• SHORT EXERCISE:
Say how many lines include the word "Carta". Reply with nothing but the number.

• SUPPLIED RECORDS:
··········

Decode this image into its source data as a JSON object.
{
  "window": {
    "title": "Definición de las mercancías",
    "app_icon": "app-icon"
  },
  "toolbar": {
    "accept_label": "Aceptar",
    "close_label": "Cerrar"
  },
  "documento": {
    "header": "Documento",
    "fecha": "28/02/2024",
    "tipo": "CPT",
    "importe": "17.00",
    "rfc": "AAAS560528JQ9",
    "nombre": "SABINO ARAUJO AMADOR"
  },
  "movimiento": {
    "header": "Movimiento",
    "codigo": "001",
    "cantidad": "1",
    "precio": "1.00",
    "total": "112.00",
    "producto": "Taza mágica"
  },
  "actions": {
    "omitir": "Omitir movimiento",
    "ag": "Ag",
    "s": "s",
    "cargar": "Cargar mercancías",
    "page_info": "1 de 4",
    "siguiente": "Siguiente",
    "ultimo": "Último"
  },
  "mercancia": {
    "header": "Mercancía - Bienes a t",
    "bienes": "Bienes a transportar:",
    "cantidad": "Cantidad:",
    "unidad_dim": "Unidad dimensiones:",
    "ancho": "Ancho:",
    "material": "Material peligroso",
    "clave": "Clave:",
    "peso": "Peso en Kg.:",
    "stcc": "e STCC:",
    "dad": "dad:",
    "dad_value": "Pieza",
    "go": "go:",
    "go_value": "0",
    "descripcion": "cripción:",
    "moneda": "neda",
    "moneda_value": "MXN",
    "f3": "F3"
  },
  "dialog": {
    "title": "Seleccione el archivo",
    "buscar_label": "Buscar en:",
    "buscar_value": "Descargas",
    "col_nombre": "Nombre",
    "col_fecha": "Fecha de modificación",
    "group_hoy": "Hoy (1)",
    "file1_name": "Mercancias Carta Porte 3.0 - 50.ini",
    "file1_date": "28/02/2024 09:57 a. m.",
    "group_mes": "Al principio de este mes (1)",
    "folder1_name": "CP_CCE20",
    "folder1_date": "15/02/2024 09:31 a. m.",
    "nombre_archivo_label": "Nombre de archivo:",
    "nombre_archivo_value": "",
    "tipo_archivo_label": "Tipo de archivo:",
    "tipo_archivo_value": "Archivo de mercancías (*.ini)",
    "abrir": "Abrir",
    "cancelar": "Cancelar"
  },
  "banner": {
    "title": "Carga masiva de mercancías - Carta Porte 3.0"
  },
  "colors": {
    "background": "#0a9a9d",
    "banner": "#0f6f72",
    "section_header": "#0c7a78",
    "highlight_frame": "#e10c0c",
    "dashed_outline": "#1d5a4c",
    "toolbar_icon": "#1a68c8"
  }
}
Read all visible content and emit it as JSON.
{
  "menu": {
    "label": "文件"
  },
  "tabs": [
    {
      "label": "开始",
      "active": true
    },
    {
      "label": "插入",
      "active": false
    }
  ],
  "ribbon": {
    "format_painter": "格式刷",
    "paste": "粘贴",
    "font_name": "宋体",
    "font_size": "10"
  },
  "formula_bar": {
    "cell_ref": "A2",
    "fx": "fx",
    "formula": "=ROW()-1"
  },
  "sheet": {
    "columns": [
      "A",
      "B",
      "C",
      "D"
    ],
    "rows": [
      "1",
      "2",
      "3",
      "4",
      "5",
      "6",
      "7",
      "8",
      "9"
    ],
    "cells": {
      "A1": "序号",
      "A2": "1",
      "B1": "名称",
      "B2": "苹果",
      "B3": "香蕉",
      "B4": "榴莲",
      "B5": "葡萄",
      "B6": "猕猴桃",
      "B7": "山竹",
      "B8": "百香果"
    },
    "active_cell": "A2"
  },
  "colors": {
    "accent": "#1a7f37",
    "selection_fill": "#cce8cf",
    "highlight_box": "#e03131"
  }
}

··········

• PROBLEM SOLUTION:
2